» YOUR GOAL
Return every line below unchanged, keeping the same order and wording.

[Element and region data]
------------------------------------------------------------------------

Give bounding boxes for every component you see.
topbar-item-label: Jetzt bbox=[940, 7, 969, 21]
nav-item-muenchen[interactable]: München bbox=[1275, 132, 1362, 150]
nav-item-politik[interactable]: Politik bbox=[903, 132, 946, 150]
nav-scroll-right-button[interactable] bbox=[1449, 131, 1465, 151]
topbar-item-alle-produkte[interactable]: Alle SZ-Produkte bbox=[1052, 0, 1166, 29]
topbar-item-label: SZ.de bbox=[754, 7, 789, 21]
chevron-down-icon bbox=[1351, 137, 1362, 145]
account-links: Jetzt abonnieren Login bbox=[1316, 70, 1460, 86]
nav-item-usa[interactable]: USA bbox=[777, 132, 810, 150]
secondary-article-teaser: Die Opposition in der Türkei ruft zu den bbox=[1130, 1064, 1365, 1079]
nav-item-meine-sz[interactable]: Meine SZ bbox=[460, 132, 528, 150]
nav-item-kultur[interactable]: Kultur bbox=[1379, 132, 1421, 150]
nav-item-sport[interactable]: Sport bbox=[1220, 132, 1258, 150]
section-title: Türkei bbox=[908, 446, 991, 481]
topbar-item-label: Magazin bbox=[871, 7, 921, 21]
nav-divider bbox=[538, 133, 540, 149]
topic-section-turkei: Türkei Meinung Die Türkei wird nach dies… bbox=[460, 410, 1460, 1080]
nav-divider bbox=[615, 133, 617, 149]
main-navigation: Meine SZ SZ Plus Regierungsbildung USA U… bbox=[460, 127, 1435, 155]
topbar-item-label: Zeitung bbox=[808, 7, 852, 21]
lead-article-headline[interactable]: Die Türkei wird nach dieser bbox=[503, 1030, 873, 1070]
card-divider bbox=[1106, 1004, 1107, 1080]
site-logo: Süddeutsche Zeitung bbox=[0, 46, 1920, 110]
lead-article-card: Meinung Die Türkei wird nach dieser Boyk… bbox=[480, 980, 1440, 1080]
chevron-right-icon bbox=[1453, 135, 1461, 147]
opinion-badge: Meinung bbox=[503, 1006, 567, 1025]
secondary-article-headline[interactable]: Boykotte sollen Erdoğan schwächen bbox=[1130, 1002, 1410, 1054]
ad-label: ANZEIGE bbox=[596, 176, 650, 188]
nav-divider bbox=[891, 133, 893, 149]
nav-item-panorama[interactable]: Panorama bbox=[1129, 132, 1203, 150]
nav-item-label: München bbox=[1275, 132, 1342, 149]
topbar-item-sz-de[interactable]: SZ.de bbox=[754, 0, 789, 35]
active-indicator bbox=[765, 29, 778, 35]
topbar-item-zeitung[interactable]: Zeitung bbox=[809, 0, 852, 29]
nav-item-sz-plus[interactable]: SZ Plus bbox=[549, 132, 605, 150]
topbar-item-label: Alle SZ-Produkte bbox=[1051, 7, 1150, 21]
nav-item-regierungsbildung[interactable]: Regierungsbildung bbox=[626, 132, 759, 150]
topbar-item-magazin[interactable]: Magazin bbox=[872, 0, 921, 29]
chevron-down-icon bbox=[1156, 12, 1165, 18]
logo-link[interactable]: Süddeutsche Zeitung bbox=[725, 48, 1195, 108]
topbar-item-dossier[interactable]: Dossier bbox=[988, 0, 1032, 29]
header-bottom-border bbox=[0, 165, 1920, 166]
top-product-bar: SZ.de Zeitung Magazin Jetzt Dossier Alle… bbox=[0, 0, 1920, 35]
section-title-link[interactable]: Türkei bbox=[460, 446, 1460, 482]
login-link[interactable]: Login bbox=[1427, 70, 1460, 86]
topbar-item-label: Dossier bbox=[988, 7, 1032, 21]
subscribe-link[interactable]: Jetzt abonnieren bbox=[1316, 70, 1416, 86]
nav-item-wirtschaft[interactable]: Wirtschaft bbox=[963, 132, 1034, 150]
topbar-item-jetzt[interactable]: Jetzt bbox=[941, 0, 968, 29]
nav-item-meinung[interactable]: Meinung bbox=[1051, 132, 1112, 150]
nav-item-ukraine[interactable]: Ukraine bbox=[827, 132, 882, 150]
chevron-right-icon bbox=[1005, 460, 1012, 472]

------------------------------------------------------------------------

» SOLUTION FOR THIS TASK
Give bounding boxes for every component you see.
topbar-item-label: Jetzt bbox=[940, 7, 969, 21]
nav-item-muenchen[interactable]: München bbox=[1275, 132, 1362, 150]
nav-item-politik[interactable]: Politik bbox=[903, 132, 946, 150]
nav-scroll-right-button[interactable] bbox=[1449, 131, 1465, 151]
topbar-item-alle-produkte[interactable]: Alle SZ-Produkte bbox=[1052, 0, 1166, 29]
topbar-item-label: SZ.de bbox=[754, 7, 789, 21]
chevron-down-icon bbox=[1351, 137, 1362, 145]
account-links: Jetzt abonnieren Login bbox=[1316, 70, 1460, 86]
nav-item-usa[interactable]: USA bbox=[777, 132, 810, 150]
secondary-article-teaser: Die Opposition in der Türkei ruft zu den bbox=[1130, 1064, 1365, 1079]
nav-item-meine-sz[interactable]: Meine SZ bbox=[460, 132, 528, 150]
nav-item-kultur[interactable]: Kultur bbox=[1379, 132, 1421, 150]
nav-item-sport[interactable]: Sport bbox=[1220, 132, 1258, 150]
section-title: Türkei bbox=[908, 446, 991, 481]
topbar-item-label: Magazin bbox=[871, 7, 921, 21]
nav-divider bbox=[538, 133, 540, 149]
topic-section-turkei: Türkei Meinung Die Türkei wird nach dies… bbox=[460, 410, 1460, 1080]
nav-divider bbox=[615, 133, 617, 149]
main-navigation: Meine SZ SZ Plus Regierungsbildung USA U… bbox=[460, 127, 1435, 155]
topbar-item-label: Zeitung bbox=[808, 7, 852, 21]
lead-article-headline[interactable]: Die Türkei wird nach dieser bbox=[503, 1030, 873, 1070]
card-divider bbox=[1106, 1004, 1107, 1080]
site-logo: Süddeutsche Zeitung bbox=[0, 46, 1920, 110]
lead-article-card: Meinung Die Türkei wird nach dieser Boyk… bbox=[480, 980, 1440, 1080]
chevron-right-icon bbox=[1453, 135, 1461, 147]
opinion-badge: Meinung bbox=[503, 1006, 567, 1025]
secondary-article-headline[interactable]: Boykotte sollen Erdoğan schwächen bbox=[1130, 1002, 1410, 1054]
ad-label: ANZEIGE bbox=[596, 176, 650, 188]
nav-divider bbox=[891, 133, 893, 149]
nav-item-panorama[interactable]: Panorama bbox=[1129, 132, 1203, 150]
nav-item-label: München bbox=[1275, 132, 1342, 149]
topbar-item-sz-de[interactable]: SZ.de bbox=[754, 0, 789, 35]
active-indicator bbox=[765, 29, 778, 35]
topbar-item-zeitung[interactable]: Zeitung bbox=[809, 0, 852, 29]
nav-item-sz-plus[interactable]: SZ Plus bbox=[549, 132, 605, 150]
topbar-item-label: Alle SZ-Produkte bbox=[1051, 7, 1150, 21]
nav-item-regierungsbildung[interactable]: Regierungsbildung bbox=[626, 132, 759, 150]
topbar-item-magazin[interactable]: Magazin bbox=[872, 0, 921, 29]
chevron-down-icon bbox=[1156, 12, 1165, 18]
logo-link[interactable]: Süddeutsche Zeitung bbox=[725, 48, 1195, 108]
topbar-item-dossier[interactable]: Dossier bbox=[988, 0, 1032, 29]
header-bottom-border bbox=[0, 165, 1920, 166]
top-product-bar: SZ.de Zeitung Magazin Jetzt Dossier Alle… bbox=[0, 0, 1920, 35]
section-title-link[interactable]: Türkei bbox=[460, 446, 1460, 482]
login-link[interactable]: Login bbox=[1427, 70, 1460, 86]
topbar-item-label: Dossier bbox=[988, 7, 1032, 21]
subscribe-link[interactable]: Jetzt abonnieren bbox=[1316, 70, 1416, 86]
nav-item-wirtschaft[interactable]: Wirtschaft bbox=[963, 132, 1034, 150]
topbar-item-jetzt[interactable]: Jetzt bbox=[941, 0, 968, 29]
nav-item-meinung[interactable]: Meinung bbox=[1051, 132, 1112, 150]
nav-item-ukraine[interactable]: Ukraine bbox=[827, 132, 882, 150]
chevron-right-icon bbox=[1005, 460, 1012, 472]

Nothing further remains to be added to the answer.